§ **Task statement**: Below you will find a set of lines. Repeat them all exactly.

----- Input rows

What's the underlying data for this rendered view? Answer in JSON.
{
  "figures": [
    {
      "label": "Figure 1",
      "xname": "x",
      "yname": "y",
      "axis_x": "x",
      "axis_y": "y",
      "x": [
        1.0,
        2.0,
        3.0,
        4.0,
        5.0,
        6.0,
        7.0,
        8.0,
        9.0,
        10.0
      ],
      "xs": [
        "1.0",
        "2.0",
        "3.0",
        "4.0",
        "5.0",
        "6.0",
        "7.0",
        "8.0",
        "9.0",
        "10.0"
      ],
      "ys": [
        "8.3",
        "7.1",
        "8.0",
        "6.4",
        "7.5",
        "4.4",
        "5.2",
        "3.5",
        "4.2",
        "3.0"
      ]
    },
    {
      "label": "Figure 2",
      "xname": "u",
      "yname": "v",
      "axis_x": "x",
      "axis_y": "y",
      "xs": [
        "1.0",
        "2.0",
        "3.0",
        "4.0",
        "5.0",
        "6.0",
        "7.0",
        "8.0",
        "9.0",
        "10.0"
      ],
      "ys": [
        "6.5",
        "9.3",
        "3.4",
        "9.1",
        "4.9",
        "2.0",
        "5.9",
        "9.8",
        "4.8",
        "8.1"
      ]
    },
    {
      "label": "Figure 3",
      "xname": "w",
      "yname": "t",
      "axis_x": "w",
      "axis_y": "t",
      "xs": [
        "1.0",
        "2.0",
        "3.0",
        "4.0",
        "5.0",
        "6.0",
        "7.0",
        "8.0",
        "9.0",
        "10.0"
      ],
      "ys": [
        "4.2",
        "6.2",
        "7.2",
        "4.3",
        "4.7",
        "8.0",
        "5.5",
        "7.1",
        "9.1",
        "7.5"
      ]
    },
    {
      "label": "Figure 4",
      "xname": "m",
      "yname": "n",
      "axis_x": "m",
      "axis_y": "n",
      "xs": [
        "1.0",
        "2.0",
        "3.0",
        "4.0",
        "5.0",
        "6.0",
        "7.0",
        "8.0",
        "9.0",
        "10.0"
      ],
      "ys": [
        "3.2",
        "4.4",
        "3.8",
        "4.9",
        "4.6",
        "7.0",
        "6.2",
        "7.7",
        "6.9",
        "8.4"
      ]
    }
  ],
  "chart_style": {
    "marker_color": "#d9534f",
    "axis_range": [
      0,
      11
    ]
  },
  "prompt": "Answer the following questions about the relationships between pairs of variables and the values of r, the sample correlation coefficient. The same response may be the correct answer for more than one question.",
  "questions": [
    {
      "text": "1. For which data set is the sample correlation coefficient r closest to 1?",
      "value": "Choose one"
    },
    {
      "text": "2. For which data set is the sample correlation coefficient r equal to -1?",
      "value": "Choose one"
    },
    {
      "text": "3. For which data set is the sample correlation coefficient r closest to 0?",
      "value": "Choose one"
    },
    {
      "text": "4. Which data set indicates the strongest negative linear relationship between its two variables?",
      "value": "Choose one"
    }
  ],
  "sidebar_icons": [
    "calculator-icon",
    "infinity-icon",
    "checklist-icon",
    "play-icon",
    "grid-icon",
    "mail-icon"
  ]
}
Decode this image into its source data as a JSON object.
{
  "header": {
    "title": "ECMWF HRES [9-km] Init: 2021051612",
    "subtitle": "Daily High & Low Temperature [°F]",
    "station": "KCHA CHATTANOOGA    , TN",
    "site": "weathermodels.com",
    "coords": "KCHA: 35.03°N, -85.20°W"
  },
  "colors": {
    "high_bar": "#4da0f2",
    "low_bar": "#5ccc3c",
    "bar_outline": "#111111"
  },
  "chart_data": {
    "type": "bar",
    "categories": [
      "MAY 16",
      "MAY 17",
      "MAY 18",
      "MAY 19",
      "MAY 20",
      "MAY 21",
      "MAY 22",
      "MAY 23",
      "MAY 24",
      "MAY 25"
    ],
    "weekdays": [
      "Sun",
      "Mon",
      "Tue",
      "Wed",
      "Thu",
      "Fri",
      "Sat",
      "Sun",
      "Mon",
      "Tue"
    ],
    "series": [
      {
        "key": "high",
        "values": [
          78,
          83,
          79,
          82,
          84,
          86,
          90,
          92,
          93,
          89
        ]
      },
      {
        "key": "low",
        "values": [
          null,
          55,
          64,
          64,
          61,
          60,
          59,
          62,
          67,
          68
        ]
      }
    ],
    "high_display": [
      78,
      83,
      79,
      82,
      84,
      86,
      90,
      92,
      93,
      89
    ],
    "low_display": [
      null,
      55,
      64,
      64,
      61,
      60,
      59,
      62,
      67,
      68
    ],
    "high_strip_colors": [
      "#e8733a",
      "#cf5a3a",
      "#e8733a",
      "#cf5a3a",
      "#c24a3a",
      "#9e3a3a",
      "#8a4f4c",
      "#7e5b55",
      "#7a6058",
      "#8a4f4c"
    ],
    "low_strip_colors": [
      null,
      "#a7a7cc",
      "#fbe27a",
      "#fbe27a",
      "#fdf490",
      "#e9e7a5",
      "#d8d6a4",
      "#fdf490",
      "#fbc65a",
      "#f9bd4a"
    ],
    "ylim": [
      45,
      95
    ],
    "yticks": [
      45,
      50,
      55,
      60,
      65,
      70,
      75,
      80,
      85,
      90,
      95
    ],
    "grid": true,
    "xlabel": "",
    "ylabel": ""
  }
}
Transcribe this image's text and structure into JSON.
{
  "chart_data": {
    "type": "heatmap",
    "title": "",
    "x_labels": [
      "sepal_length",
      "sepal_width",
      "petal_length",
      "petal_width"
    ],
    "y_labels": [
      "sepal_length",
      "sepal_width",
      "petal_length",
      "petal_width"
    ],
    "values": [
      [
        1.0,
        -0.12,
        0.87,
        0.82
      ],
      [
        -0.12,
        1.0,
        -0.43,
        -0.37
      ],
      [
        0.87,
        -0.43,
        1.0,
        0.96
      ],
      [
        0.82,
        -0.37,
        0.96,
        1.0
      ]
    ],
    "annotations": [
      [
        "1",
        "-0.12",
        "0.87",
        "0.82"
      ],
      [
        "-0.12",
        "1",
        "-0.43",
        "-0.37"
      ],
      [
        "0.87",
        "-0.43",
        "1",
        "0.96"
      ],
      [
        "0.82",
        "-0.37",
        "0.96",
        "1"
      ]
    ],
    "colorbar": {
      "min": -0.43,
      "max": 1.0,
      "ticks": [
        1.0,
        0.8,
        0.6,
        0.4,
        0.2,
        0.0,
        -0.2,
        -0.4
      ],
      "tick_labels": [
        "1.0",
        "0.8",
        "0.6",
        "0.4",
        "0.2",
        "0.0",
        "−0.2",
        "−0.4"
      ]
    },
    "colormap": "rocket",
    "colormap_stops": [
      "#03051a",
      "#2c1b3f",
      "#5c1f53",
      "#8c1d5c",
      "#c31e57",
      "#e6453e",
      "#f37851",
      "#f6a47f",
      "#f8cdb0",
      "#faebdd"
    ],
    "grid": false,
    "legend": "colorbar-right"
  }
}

----------

§ **Written response**:
What's the underlying data for this rendered view? Answer in JSON.
{
  "figures": [
    {
      "label": "Figure 1",
      "xname": "x",
      "yname": "y",
      "axis_x": "x",
      "axis_y": "y",
      "x": [
        1.0,
        2.0,
        3.0,
        4.0,
        5.0,
        6.0,
        7.0,
        8.0,
        9.0,
        10.0
      ],
      "xs": [
        "1.0",
        "2.0",
        "3.0",
        "4.0",
        "5.0",
        "6.0",
        "7.0",
        "8.0",
        "9.0",
        "10.0"
      ],
      "ys": [
        "8.3",
        "7.1",
        "8.0",
        "6.4",
        "7.5",
        "4.4",
        "5.2",
        "3.5",
        "4.2",
        "3.0"
      ]
    },
    {
      "label": "Figure 2",
      "xname": "u",
      "yname": "v",
      "axis_x": "x",
      "axis_y": "y",
      "xs": [
        "1.0",
        "2.0",
        "3.0",
        "4.0",
        "5.0",
        "6.0",
        "7.0",
        "8.0",
        "9.0",
        "10.0"
      ],
      "ys": [
        "6.5",
        "9.3",
        "3.4",
        "9.1",
        "4.9",
        "2.0",
        "5.9",
        "9.8",
        "4.8",
        "8.1"
      ]
    },
    {
      "label": "Figure 3",
      "xname": "w",
      "yname": "t",
      "axis_x": "w",
      "axis_y": "t",
      "xs": [
        "1.0",
        "2.0",
        "3.0",
        "4.0",
        "5.0",
        "6.0",
        "7.0",
        "8.0",
        "9.0",
        "10.0"
      ],
      "ys": [
        "4.2",
        "6.2",
        "7.2",
        "4.3",
        "4.7",
        "8.0",
        "5.5",
        "7.1",
        "9.1",
        "7.5"
      ]
    },
    {
      "label": "Figure 4",
      "xname": "m",
      "yname": "n",
      "axis_x": "m",
      "axis_y": "n",
      "xs": [
        "1.0",
        "2.0",
        "3.0",
        "4.0",
        "5.0",
        "6.0",
        "7.0",
        "8.0",
        "9.0",
        "10.0"
      ],
      "ys": [
        "3.2",
        "4.4",
        "3.8",
        "4.9",
        "4.6",
        "7.0",
        "6.2",
        "7.7",
        "6.9",
        "8.4"
      ]
    }
  ],
  "chart_style": {
    "marker_color": "#d9534f",
    "axis_range": [
      0,
      11
    ]
  },
  "prompt": "Answer the following questions about the relationships between pairs of variables and the values of r, the sample correlation coefficient. The same response may be the correct answer for more than one question.",
  "questions": [
    {
      "text": "1. For which data set is the sample correlation coefficient r closest to 1?",
      "value": "Choose one"
    },
    {
      "text": "2. For which data set is the sample correlation coefficient r equal to -1?",
      "value": "Choose one"
    },
    {
      "text": "3. For which data set is the sample correlation coefficient r closest to 0?",
      "value": "Choose one"
    },
    {
      "text": "4. Which data set indicates the strongest negative linear relationship between its two variables?",
      "value": "Choose one"
    }
  ],
  "sidebar_icons": [
    "calculator-icon",
    "infinity-icon",
    "checklist-icon",
    "play-icon",
    "grid-icon",
    "mail-icon"
  ]
}
Decode this image into its source data as a JSON object.
{
  "header": {
    "title": "ECMWF HRES [9-km] Init: 2021051612",
    "subtitle": "Daily High & Low Temperature [°F]",
    "station": "KCHA CHATTANOOGA    , TN",
    "site": "weathermodels.com",
    "coords": "KCHA: 35.03°N, -85.20°W"
  },
  "colors": {
    "high_bar": "#4da0f2",
    "low_bar": "#5ccc3c",
    "bar_outline": "#111111"
  },
  "chart_data": {
    "type": "bar",
    "categories": [
      "MAY 16",
      "MAY 17",
      "MAY 18",
      "MAY 19",
      "MAY 20",
      "MAY 21",
      "MAY 22",
      "MAY 23",
      "MAY 24",
      "MAY 25"
    ],
    "weekdays": [
      "Sun",
      "Mon",
      "Tue",
      "Wed",
      "Thu",
      "Fri",
      "Sat",
      "Sun",
      "Mon",
      "Tue"
    ],
    "series": [
      {
        "key": "high",
        "values": [
          78,
          83,
          79,
          82,
          84,
          86,
          90,
          92,
          93,
          89
        ]
      },
      {
        "key": "low",
        "values": [
          null,
          55,
          64,
          64,
          61,
          60,
          59,
          62,
          67,
          68
        ]
      }
    ],
    "high_display": [
      78,
      83,
      79,
      82,
      84,
      86,
      90,
      92,
      93,
      89
    ],
    "low_display": [
      null,
      55,
      64,
      64,
      61,
      60,
      59,
      62,
      67,
      68
    ],
    "high_strip_colors": [
      "#e8733a",
      "#cf5a3a",
      "#e8733a",
      "#cf5a3a",
      "#c24a3a",
      "#9e3a3a",
      "#8a4f4c",
      "#7e5b55",
      "#7a6058",
      "#8a4f4c"
    ],
    "low_strip_colors": [
      null,
      "#a7a7cc",
      "#fbe27a",
      "#fbe27a",
      "#fdf490",
      "#e9e7a5",
      "#d8d6a4",
      "#fdf490",
      "#fbc65a",
      "#f9bd4a"
    ],
    "ylim": [
      45,
      95
    ],
    "yticks": [
      45,
      50,
      55,
      60,
      65,
      70,
      75,
      80,
      85,
      90,
      95
    ],
    "grid": true,
    "xlabel": "",
    "ylabel": ""
  }
}
Transcribe this image's text and structure into JSON.
{
  "chart_data": {
    "type": "heatmap",
    "title": "",
    "x_labels": [
      "sepal_length",
      "sepal_width",
      "petal_length",
      "petal_width"
    ],
    "y_labels": [
      "sepal_length",
      "sepal_width",
      "petal_length",
      "petal_width"
    ],
    "values": [
      [
        1.0,
        -0.12,
        0.87,
        0.82
      ],
      [
        -0.12,
        1.0,
        -0.43,
        -0.37
      ],
      [
        0.87,
        -0.43,
        1.0,
        0.96
      ],
      [
        0.82,
        -0.37,
        0.96,
        1.0
      ]
    ],
    "annotations": [
      [
        "1",
        "-0.12",
        "0.87",
        "0.82"
      ],
      [
        "-0.12",
        "1",
        "-0.43",
        "-0.37"
      ],
      [
        "0.87",
        "-0.43",
        "1",
        "0.96"
      ],
      [
        "0.82",
        "-0.37",
        "0.96",
        "1"
      ]
    ],
    "colorbar": {
      "min": -0.43,
      "max": 1.0,
      "ticks": [
        1.0,
        0.8,
        0.6,
        0.4,
        0.2,
        0.0,
        -0.2,
        -0.4
      ],
      "tick_labels": [
        "1.0",
        "0.8",
        "0.6",
        "0.4",
        "0.2",
        "0.0",
        "−0.2",
        "−0.4"
      ]
    },
    "colormap": "rocket",
    "colormap_stops": [
      "#03051a",
      "#2c1b3f",
      "#5c1f53",
      "#8c1d5c",
      "#c31e57",
      "#e6453e",
      "#f37851",
      "#f6a47f",
      "#f8cdb0",
      "#faebdd"
    ],
    "grid": false,
    "legend": "colorbar-right"
  }
}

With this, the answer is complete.